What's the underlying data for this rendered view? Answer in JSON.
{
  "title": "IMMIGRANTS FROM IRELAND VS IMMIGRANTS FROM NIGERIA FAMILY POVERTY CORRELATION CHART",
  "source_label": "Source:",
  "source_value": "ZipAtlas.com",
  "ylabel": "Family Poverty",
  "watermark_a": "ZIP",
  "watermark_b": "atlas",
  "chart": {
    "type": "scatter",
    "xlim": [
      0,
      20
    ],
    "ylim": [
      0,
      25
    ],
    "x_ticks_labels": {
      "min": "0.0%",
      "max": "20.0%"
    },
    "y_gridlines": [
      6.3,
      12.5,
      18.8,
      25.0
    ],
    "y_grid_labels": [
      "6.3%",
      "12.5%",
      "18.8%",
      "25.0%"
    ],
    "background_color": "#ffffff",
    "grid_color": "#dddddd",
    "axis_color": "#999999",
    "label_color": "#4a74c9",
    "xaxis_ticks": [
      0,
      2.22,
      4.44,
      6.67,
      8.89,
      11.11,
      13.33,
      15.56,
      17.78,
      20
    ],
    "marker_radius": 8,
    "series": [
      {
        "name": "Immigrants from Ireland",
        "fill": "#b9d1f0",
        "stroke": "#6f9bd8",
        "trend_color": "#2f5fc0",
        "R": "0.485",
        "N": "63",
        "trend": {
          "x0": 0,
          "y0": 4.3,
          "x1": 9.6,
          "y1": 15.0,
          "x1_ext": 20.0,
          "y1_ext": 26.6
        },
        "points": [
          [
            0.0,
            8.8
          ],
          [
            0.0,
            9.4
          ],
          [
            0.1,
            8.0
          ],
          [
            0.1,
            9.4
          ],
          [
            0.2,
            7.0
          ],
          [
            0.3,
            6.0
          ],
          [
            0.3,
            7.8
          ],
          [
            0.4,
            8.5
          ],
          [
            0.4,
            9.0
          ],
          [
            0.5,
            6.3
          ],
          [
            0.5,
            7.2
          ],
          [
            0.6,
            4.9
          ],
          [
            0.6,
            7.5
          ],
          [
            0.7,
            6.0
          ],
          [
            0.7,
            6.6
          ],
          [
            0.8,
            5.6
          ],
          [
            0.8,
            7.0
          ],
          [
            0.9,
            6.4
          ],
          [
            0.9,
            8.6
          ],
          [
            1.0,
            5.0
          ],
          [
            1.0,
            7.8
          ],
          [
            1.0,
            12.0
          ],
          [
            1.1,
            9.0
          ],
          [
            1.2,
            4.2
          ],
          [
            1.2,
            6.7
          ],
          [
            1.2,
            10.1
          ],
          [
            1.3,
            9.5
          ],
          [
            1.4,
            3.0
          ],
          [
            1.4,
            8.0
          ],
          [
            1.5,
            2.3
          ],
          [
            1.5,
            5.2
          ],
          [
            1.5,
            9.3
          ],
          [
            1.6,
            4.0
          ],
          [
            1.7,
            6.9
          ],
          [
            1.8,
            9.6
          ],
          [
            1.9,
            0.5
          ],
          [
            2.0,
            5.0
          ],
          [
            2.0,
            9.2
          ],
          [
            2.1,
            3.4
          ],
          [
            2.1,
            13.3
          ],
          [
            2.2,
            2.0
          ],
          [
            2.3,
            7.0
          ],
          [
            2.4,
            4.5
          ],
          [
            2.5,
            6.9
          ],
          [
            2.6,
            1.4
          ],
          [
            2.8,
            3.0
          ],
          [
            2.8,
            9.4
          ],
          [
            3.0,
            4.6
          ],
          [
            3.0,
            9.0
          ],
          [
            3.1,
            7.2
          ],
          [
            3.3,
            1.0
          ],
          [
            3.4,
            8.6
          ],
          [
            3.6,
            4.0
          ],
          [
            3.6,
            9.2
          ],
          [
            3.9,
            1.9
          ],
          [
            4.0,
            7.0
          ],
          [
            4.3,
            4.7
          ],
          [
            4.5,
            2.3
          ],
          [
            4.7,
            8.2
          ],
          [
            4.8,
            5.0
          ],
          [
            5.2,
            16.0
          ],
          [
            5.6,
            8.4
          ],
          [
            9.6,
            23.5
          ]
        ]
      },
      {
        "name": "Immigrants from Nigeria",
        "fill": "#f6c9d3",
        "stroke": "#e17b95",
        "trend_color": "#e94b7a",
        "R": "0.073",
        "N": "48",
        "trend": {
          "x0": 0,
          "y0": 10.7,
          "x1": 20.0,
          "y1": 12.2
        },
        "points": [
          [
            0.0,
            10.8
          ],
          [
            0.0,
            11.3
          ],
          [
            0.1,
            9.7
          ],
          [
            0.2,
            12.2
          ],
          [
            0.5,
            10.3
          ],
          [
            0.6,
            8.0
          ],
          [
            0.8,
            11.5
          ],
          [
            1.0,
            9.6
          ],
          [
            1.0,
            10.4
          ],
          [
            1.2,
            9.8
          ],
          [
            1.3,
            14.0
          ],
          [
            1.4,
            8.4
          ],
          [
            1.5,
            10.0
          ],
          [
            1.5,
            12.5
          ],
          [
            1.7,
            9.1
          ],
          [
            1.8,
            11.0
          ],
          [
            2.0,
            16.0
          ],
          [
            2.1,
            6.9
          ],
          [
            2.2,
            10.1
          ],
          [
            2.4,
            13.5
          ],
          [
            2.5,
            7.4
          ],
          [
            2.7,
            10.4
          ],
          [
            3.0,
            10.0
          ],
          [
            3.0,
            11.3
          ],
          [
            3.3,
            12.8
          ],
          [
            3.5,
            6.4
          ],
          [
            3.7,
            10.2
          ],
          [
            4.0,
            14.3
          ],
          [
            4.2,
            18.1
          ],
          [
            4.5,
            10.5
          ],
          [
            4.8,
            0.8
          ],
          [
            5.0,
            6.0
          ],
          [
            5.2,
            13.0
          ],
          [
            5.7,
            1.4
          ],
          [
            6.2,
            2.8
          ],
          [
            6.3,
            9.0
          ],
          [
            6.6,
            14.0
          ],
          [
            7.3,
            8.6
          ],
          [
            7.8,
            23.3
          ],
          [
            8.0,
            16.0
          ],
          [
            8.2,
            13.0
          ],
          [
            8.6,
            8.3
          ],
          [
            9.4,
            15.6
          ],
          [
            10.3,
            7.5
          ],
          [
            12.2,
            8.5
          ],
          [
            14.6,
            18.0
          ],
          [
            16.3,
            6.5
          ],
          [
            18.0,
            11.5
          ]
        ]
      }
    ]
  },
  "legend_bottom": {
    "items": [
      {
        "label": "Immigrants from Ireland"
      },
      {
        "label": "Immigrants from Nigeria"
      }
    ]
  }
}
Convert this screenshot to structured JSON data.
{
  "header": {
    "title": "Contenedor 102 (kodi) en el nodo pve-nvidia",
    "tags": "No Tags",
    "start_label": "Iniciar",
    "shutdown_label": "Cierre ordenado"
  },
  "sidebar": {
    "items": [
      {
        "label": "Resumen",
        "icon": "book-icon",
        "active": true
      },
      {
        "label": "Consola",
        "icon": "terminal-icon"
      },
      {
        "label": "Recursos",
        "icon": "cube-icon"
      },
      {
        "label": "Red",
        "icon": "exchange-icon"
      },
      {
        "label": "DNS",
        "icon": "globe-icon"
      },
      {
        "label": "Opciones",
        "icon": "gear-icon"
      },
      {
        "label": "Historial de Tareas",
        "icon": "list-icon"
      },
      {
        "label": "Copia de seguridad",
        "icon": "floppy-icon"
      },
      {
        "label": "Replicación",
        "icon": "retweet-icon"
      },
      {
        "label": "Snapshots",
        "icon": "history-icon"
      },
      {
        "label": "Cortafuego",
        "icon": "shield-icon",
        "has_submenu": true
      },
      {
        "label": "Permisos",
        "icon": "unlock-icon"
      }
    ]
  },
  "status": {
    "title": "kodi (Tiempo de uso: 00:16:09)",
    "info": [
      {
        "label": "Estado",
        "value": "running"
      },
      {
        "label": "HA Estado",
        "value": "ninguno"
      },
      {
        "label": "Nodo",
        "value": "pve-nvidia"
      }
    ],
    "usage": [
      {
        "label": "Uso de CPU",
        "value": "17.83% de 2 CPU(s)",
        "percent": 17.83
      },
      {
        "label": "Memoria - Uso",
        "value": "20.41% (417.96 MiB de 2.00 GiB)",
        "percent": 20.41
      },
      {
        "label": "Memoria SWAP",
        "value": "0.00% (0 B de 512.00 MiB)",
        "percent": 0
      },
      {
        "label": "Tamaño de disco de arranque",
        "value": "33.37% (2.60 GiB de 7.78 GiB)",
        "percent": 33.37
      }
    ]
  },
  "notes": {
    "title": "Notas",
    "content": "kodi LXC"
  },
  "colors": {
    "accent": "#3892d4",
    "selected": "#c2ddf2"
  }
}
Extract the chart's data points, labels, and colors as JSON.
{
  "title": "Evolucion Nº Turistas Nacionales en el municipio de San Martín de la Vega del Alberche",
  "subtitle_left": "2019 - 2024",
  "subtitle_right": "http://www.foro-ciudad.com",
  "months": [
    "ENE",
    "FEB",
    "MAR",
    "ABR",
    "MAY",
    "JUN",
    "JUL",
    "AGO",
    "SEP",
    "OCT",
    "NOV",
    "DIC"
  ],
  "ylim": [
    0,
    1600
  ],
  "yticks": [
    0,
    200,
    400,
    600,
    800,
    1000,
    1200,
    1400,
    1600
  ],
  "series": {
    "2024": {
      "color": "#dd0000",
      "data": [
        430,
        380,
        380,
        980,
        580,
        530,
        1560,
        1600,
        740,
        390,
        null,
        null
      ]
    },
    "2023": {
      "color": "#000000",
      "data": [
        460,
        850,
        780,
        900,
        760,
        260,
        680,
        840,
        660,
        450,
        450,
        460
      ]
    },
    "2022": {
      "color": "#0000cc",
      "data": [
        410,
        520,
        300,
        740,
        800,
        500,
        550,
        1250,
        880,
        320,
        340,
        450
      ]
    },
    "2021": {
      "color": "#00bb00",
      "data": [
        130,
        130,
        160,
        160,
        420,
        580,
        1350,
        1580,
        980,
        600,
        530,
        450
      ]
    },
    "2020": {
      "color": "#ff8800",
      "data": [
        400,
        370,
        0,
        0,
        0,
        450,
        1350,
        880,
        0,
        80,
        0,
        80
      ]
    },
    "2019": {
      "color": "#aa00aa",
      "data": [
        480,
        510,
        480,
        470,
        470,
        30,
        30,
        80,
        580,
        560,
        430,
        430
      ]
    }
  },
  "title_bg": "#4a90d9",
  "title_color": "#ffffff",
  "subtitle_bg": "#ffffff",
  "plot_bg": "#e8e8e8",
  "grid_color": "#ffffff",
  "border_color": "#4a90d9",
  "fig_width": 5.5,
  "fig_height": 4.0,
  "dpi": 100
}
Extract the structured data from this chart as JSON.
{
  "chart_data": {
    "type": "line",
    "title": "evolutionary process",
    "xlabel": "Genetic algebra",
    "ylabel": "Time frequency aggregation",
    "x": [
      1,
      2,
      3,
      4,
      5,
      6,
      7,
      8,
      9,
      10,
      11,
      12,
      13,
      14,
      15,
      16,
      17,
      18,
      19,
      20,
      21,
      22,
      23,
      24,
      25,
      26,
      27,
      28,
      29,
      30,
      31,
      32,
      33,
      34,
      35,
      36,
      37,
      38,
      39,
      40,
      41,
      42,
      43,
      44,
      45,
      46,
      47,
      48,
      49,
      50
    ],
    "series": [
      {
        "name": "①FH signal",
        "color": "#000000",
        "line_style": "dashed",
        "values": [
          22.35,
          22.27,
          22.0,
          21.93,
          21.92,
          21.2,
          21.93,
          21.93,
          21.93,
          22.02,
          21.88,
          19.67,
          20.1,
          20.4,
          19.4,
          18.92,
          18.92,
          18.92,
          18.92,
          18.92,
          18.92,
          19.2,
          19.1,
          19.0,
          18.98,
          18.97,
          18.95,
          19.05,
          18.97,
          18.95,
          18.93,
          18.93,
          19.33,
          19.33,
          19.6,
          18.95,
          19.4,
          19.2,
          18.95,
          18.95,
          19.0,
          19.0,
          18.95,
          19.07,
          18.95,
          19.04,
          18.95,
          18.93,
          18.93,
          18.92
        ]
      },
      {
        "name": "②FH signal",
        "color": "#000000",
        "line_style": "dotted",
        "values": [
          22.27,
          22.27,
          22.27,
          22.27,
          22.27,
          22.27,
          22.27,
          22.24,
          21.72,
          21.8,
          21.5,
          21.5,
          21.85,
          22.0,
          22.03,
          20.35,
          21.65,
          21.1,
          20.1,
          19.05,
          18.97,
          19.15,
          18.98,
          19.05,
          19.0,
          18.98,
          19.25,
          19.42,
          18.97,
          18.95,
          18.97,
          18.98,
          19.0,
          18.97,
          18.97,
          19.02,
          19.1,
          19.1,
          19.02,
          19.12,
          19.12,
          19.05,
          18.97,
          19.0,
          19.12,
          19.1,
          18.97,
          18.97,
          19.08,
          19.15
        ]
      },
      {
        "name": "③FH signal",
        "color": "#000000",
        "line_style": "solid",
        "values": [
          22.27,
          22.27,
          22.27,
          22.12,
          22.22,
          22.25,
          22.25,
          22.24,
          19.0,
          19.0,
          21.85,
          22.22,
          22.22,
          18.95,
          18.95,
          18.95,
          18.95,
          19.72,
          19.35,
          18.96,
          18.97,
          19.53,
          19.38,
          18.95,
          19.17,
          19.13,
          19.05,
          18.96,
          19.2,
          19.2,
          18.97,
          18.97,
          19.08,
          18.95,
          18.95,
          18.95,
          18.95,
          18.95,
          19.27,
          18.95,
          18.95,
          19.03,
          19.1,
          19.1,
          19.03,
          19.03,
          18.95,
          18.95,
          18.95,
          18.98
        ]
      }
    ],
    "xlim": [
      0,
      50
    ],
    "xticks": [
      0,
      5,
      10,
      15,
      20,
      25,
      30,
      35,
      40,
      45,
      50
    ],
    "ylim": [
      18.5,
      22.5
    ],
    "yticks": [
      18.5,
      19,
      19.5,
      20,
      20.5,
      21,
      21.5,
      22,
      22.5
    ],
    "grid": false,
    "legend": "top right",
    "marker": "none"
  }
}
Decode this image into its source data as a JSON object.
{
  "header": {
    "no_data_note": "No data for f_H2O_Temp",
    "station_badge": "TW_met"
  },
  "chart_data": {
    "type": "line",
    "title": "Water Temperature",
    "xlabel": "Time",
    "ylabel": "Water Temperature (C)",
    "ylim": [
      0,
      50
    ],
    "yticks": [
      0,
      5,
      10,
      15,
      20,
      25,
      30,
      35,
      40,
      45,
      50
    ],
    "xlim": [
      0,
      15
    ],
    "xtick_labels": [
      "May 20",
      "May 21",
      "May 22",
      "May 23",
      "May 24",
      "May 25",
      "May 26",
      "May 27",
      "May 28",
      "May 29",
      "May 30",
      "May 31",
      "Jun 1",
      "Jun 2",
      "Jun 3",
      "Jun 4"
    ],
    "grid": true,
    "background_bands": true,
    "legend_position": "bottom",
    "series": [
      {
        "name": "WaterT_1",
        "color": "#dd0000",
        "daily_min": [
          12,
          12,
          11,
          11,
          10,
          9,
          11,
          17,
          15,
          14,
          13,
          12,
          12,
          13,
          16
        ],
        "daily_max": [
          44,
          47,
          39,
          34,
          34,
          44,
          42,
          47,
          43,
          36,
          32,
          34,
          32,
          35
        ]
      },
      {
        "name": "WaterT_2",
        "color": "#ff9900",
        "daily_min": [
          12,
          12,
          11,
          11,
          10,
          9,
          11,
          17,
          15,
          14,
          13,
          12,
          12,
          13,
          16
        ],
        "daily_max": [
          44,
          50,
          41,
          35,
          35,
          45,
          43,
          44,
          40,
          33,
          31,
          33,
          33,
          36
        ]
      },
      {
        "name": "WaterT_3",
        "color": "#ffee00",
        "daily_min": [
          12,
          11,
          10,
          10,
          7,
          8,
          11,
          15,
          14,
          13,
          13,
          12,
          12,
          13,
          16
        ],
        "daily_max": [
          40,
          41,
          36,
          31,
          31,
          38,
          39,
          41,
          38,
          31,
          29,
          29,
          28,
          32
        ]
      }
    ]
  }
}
==*==
List every line above that contains the word "true".

        "active": true
        "has_submenu": true
    "grid": true,
    "background_bands": true,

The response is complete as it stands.